━━━━━ Material for this exercise
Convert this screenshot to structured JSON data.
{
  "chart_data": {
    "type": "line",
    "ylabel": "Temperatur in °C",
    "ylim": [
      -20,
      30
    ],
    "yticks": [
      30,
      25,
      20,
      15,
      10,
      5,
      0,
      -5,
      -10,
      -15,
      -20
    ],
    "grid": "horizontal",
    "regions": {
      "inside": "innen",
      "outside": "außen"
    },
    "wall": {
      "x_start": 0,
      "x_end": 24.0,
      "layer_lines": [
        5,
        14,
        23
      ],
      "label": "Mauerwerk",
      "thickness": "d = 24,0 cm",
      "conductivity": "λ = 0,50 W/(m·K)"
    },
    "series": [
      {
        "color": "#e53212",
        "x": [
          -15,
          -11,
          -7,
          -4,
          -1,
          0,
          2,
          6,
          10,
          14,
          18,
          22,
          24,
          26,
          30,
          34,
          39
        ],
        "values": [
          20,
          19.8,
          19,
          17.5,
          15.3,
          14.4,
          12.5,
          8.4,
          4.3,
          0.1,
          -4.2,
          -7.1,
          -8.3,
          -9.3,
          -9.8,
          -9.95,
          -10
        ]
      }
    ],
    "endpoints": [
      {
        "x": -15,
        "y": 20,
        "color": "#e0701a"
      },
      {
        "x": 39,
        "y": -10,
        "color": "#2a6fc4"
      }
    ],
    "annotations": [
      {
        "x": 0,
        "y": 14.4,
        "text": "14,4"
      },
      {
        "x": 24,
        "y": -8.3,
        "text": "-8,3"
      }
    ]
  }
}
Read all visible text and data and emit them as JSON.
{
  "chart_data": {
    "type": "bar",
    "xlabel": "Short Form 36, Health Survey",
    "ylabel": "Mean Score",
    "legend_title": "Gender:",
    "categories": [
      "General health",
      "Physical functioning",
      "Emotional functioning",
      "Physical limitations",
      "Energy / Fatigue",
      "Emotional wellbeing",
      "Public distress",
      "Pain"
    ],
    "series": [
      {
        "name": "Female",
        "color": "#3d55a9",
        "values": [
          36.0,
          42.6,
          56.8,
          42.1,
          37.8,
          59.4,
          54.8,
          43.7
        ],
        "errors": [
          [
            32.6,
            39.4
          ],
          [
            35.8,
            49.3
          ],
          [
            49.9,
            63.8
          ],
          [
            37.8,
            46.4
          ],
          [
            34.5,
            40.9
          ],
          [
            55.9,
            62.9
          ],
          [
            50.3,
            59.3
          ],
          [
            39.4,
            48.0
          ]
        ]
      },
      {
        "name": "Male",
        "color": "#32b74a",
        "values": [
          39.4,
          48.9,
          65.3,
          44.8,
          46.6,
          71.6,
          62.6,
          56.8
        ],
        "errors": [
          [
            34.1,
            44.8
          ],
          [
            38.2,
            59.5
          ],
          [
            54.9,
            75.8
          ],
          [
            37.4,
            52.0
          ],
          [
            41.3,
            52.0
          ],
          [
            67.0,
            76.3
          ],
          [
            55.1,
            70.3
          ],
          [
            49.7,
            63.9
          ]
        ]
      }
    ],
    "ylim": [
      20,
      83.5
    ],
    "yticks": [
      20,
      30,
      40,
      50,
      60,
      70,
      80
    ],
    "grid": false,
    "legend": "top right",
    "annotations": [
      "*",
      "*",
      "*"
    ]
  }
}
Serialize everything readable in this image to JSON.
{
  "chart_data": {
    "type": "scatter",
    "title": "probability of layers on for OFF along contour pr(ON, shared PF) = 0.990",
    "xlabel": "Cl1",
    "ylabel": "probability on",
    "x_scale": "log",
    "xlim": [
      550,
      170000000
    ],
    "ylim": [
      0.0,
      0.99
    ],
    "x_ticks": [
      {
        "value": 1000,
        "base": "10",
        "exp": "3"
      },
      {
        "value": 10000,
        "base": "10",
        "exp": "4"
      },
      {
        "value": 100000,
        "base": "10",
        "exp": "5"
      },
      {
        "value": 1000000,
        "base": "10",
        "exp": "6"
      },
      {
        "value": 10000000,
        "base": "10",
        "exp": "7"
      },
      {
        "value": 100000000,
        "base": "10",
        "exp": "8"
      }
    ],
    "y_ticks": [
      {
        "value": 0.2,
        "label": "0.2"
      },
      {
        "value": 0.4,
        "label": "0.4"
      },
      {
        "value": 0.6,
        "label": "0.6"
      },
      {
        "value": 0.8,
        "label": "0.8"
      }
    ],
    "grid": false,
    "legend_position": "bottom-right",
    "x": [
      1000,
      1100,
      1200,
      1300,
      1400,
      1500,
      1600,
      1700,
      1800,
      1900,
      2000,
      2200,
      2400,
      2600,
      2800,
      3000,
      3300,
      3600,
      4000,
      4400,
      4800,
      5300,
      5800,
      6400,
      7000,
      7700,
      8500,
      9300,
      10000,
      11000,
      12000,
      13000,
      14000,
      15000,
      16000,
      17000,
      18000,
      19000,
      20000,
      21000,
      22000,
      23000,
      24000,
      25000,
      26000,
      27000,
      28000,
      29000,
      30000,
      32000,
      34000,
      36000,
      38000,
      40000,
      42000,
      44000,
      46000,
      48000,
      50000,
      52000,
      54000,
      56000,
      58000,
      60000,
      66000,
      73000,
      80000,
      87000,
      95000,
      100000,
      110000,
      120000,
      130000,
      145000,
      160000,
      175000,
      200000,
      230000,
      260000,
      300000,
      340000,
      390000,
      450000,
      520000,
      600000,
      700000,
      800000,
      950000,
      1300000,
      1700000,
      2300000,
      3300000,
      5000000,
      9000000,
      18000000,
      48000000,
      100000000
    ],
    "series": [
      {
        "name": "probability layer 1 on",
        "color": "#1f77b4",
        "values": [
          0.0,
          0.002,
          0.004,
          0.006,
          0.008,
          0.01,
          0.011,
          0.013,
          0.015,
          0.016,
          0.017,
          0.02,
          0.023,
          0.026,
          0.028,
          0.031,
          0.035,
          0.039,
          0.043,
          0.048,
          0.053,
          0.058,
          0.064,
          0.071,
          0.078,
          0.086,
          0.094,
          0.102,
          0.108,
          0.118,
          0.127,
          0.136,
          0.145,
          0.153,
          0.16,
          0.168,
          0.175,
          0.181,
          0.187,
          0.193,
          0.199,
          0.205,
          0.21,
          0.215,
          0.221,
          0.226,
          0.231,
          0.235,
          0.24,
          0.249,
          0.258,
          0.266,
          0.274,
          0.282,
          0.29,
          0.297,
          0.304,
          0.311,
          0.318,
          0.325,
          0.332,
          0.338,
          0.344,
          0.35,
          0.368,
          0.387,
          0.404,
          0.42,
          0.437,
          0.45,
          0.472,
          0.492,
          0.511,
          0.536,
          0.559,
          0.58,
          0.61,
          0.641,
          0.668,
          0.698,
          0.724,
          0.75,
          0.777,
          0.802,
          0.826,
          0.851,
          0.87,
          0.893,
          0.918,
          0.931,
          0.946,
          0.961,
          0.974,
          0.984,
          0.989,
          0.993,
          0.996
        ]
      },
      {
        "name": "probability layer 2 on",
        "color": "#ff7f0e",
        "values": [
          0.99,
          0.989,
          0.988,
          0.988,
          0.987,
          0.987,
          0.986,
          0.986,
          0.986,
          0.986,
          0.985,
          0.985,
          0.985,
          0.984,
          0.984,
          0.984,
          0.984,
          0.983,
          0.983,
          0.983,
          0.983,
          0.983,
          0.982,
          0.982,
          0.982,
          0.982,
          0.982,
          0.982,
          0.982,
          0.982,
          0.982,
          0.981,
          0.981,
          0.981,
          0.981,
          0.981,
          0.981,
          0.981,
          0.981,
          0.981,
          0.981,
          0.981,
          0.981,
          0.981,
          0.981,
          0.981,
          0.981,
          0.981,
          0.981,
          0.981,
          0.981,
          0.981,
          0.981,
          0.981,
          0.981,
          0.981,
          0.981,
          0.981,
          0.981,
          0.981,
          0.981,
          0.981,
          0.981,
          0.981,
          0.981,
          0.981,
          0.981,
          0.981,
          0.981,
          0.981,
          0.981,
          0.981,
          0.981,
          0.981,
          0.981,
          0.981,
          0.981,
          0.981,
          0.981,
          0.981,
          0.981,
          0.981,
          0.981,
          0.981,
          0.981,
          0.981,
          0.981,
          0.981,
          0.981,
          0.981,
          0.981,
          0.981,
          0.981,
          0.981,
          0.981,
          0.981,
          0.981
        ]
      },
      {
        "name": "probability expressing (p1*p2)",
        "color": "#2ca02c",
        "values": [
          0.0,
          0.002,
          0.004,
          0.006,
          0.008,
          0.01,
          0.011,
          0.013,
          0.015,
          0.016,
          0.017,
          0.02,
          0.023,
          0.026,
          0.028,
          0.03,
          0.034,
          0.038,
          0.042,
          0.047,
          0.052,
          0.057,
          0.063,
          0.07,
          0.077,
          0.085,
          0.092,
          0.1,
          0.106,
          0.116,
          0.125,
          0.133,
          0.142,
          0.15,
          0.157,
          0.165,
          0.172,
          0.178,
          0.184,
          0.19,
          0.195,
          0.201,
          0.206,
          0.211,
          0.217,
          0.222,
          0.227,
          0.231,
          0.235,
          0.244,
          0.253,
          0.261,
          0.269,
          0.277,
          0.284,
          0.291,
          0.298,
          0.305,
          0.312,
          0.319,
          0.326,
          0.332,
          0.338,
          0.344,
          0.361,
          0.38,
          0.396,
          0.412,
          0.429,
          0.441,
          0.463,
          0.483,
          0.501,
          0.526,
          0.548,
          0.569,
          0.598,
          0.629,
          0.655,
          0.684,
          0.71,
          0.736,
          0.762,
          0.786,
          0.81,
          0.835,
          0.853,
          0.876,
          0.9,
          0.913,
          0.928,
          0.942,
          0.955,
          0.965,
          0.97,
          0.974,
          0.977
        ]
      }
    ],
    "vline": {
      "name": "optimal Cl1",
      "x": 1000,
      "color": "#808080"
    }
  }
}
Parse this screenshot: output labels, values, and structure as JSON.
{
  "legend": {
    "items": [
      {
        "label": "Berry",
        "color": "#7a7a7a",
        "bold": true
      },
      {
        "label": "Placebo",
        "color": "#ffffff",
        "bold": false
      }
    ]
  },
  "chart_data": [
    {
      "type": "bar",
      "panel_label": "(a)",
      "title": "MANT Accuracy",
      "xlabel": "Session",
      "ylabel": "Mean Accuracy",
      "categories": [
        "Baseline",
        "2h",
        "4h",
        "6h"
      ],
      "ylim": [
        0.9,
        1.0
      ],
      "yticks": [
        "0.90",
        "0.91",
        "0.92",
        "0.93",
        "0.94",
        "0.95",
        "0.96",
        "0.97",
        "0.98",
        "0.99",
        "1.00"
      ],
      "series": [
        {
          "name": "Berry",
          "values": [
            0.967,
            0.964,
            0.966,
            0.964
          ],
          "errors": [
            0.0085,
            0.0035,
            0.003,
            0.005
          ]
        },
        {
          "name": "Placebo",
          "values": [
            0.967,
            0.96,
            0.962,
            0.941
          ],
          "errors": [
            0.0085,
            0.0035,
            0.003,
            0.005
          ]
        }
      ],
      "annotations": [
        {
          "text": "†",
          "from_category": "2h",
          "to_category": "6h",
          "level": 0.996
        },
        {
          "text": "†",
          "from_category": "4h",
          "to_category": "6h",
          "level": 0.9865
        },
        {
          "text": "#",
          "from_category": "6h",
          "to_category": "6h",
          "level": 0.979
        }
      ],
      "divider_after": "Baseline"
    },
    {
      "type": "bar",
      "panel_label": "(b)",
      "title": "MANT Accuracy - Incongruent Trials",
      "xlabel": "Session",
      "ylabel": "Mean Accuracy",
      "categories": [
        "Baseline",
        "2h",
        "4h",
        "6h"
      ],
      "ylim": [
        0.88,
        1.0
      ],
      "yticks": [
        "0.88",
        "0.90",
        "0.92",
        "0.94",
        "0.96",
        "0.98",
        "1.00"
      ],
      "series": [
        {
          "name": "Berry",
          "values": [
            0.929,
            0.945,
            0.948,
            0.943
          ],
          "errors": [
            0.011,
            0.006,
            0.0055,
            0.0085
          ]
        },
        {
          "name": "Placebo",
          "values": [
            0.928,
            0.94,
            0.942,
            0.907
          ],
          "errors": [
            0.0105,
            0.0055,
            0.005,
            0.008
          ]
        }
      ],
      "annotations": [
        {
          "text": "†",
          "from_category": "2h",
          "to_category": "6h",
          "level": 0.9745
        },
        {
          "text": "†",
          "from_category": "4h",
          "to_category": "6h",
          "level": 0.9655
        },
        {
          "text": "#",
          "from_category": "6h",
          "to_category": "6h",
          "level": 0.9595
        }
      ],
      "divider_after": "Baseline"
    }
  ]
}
━━━━━━━━━━
● Work to complete
In the entries above, find the lines containing the word "right" and say how many there are, with no other words.

● Written response
2